_RECORD LIST_
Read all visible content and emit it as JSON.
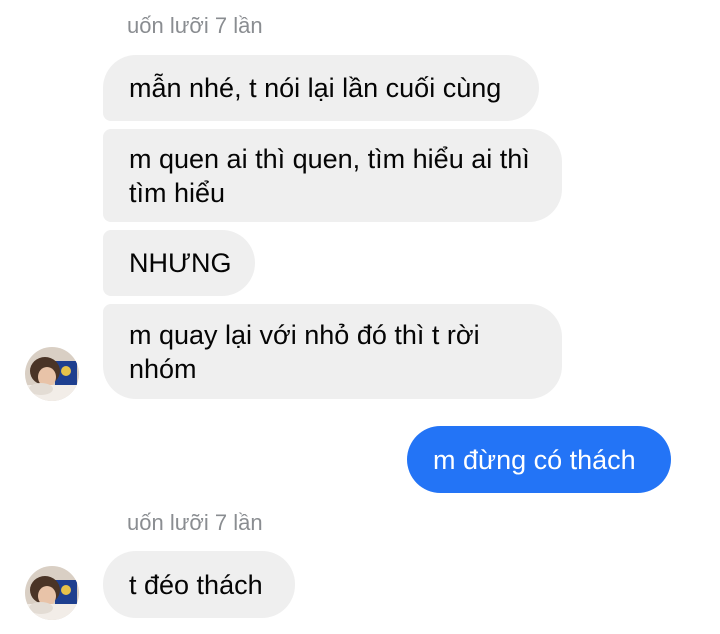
{
  "conversation": {
    "group1": {
      "sender": "uốn lưỡi 7 lần",
      "messages": [
        "mẫn nhé, t nói lại lần cuối cùng",
        "m quen ai thì quen, tìm hiểu ai thì tìm hiểu",
        "NHƯNG",
        "m quay lại với nhỏ đó thì t rời nhóm"
      ]
    },
    "outgoing": {
      "message": "m đừng có thách"
    },
    "group2": {
      "sender": "uốn lưỡi 7 lần",
      "messages": [
        "t đéo thách"
      ]
    }
  },
  "colors": {
    "incoming_bubble": "#efefef",
    "outgoing_bubble": "#2374f6",
    "sender_name": "#8a8d91"
  },
  "icons": [
    "avatar-photo"
  ]
}
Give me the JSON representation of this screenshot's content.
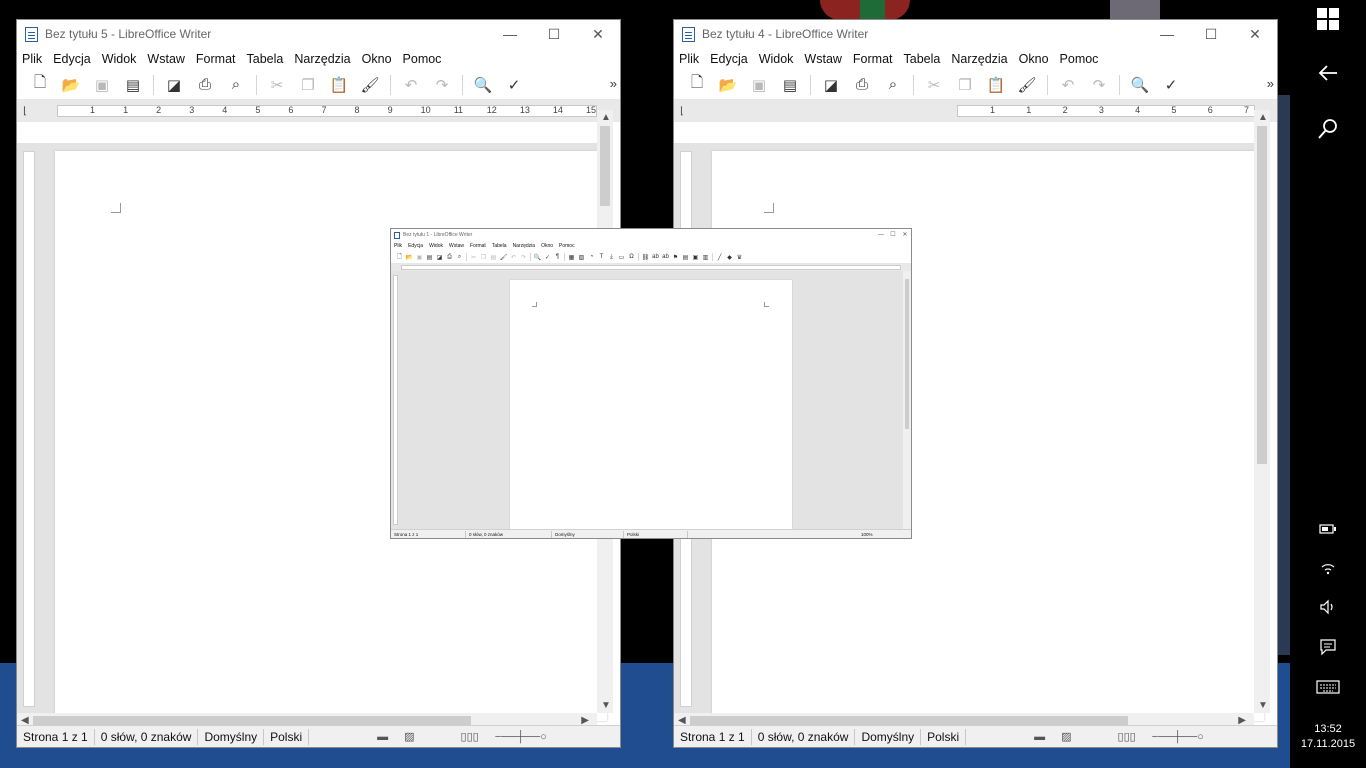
{
  "windows": [
    {
      "title": "Bez tytułu 5 - LibreOffice Writer",
      "menus": [
        "Plik",
        "Edycja",
        "Widok",
        "Wstaw",
        "Format",
        "Tabela",
        "Narzędzia",
        "Okno",
        "Pomoc"
      ],
      "ruler_numbers": [
        "1",
        "1",
        "2",
        "3",
        "4",
        "5",
        "6",
        "7",
        "8",
        "9",
        "10",
        "11",
        "12",
        "13",
        "14",
        "15"
      ],
      "status": {
        "page": "Strona 1 z 1",
        "words": "0 słów, 0 znaków",
        "style": "Domyślny",
        "language": "Polski"
      }
    },
    {
      "title": "Bez tytułu 4 - LibreOffice Writer",
      "menus": [
        "Plik",
        "Edycja",
        "Widok",
        "Wstaw",
        "Format",
        "Tabela",
        "Narzędzia",
        "Okno",
        "Pomoc"
      ],
      "ruler_numbers": [
        "1",
        "1",
        "2",
        "3",
        "4",
        "5",
        "6",
        "7"
      ],
      "status": {
        "page": "Strona 1 z 1",
        "words": "0 słów, 0 znaków",
        "style": "Domyślny",
        "language": "Polski"
      }
    },
    {
      "title": "Bez tytułu 1 - LibreOffice Writer",
      "menus": [
        "Plik",
        "Edycja",
        "Widok",
        "Wstaw",
        "Format",
        "Tabela",
        "Narzędzia",
        "Okno",
        "Pomoc"
      ],
      "status": {
        "page": "Strona 1 z 1",
        "words": "0 słów, 0 znaków",
        "style": "Domyślny",
        "language": "Polski",
        "zoom": "100%"
      }
    }
  ],
  "window_controls": {
    "minimize": "—",
    "maximize": "☐",
    "close": "✕"
  },
  "toolbar_overflow": "»",
  "clock": {
    "time": "13:52",
    "date": "17.11.2015"
  },
  "icons": [
    "windows-logo-icon",
    "back-arrow-icon",
    "search-icon",
    "battery-icon",
    "wifi-icon",
    "volume-icon",
    "notifications-icon",
    "keyboard-icon"
  ]
}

_GIVEN TASK_
Quote the entries above word for word. Leave the images out.

_SOLUTION_
Read all visible content and emit it as JSON.
{
  "conversation": {
    "group1": {
      "sender": "uốn lưỡi 7 lần",
      "messages": [
        "mẫn nhé, t nói lại lần cuối cùng",
        "m quen ai thì quen, tìm hiểu ai thì tìm hiểu",
        "NHƯNG",
        "m quay lại với nhỏ đó thì t rời nhóm"
      ]
    },
    "outgoing": {
      "message": "m đừng có thách"
    },
    "group2": {
      "sender": "uốn lưỡi 7 lần",
      "messages": [
        "t đéo thách"
      ]
    }
  },
  "colors": {
    "incoming_bubble": "#efefef",
    "outgoing_bubble": "#2374f6",
    "sender_name": "#8a8d91"
  },
  "icons": [
    "avatar-photo"
  ]
}
Give me the JSON representation of this screenshot's content.
{
  "windows": [
    {
      "title": "Bez tytułu 5 - LibreOffice Writer",
      "menus": [
        "Plik",
        "Edycja",
        "Widok",
        "Wstaw",
        "Format",
        "Tabela",
        "Narzędzia",
        "Okno",
        "Pomoc"
      ],
      "ruler_numbers": [
        "1",
        "1",
        "2",
        "3",
        "4",
        "5",
        "6",
        "7",
        "8",
        "9",
        "10",
        "11",
        "12",
        "13",
        "14",
        "15"
      ],
      "status": {
        "page": "Strona 1 z 1",
        "words": "0 słów, 0 znaków",
        "style": "Domyślny",
        "language": "Polski"
      }
    },
    {
      "title": "Bez tytułu 4 - LibreOffice Writer",
      "menus": [
        "Plik",
        "Edycja",
        "Widok",
        "Wstaw",
        "Format",
        "Tabela",
        "Narzędzia",
        "Okno",
        "Pomoc"
      ],
      "ruler_numbers": [
        "1",
        "1",
        "2",
        "3",
        "4",
        "5",
        "6",
        "7"
      ],
      "status": {
        "page": "Strona 1 z 1",
        "words": "0 słów, 0 znaków",
        "style": "Domyślny",
        "language": "Polski"
      }
    },
    {
      "title": "Bez tytułu 1 - LibreOffice Writer",
      "menus": [
        "Plik",
        "Edycja",
        "Widok",
        "Wstaw",
        "Format",
        "Tabela",
        "Narzędzia",
        "Okno",
        "Pomoc"
      ],
      "status": {
        "page": "Strona 1 z 1",
        "words": "0 słów, 0 znaków",
        "style": "Domyślny",
        "language": "Polski",
        "zoom": "100%"
      }
    }
  ],
  "window_controls": {
    "minimize": "—",
    "maximize": "☐",
    "close": "✕"
  },
  "toolbar_overflow": "»",
  "clock": {
    "time": "13:52",
    "date": "17.11.2015"
  },
  "icons": [
    "windows-logo-icon",
    "back-arrow-icon",
    "search-icon",
    "battery-icon",
    "wifi-icon",
    "volume-icon",
    "notifications-icon",
    "keyboard-icon"
  ]
}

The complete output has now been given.